--- BEGIN Data rows ---

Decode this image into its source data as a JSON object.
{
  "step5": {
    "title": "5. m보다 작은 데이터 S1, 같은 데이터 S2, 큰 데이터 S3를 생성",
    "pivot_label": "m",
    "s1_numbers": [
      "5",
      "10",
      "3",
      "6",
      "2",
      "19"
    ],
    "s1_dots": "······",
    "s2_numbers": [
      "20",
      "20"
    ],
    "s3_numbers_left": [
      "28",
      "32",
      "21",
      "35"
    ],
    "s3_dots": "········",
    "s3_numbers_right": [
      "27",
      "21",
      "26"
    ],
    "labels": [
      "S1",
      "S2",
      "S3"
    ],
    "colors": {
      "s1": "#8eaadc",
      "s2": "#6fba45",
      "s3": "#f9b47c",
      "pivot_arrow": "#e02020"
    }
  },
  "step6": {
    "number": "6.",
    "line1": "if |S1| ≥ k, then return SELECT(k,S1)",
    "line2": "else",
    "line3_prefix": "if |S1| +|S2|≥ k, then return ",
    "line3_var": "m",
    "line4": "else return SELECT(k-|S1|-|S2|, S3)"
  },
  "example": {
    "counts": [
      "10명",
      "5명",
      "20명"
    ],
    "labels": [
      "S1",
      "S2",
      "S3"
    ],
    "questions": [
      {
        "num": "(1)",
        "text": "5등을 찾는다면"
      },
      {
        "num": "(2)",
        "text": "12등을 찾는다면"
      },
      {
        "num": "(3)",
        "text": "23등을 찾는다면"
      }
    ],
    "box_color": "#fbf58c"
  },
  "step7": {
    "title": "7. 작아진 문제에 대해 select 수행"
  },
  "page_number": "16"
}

--- END Data rows ---

*Short exercise*
Write out the records above again, keeping each one identical to the original.

*Complete response*
Decode this image into its source data as a JSON object.
{
  "step5": {
    "title": "5. m보다 작은 데이터 S1, 같은 데이터 S2, 큰 데이터 S3를 생성",
    "pivot_label": "m",
    "s1_numbers": [
      "5",
      "10",
      "3",
      "6",
      "2",
      "19"
    ],
    "s1_dots": "······",
    "s2_numbers": [
      "20",
      "20"
    ],
    "s3_numbers_left": [
      "28",
      "32",
      "21",
      "35"
    ],
    "s3_dots": "········",
    "s3_numbers_right": [
      "27",
      "21",
      "26"
    ],
    "labels": [
      "S1",
      "S2",
      "S3"
    ],
    "colors": {
      "s1": "#8eaadc",
      "s2": "#6fba45",
      "s3": "#f9b47c",
      "pivot_arrow": "#e02020"
    }
  },
  "step6": {
    "number": "6.",
    "line1": "if |S1| ≥ k, then return SELECT(k,S1)",
    "line2": "else",
    "line3_prefix": "if |S1| +|S2|≥ k, then return ",
    "line3_var": "m",
    "line4": "else return SELECT(k-|S1|-|S2|, S3)"
  },
  "example": {
    "counts": [
      "10명",
      "5명",
      "20명"
    ],
    "labels": [
      "S1",
      "S2",
      "S3"
    ],
    "questions": [
      {
        "num": "(1)",
        "text": "5등을 찾는다면"
      },
      {
        "num": "(2)",
        "text": "12등을 찾는다면"
      },
      {
        "num": "(3)",
        "text": "23등을 찾는다면"
      }
    ],
    "box_color": "#fbf58c"
  },
  "step7": {
    "title": "7. 작아진 문제에 대해 select 수행"
  },
  "page_number": "16"
}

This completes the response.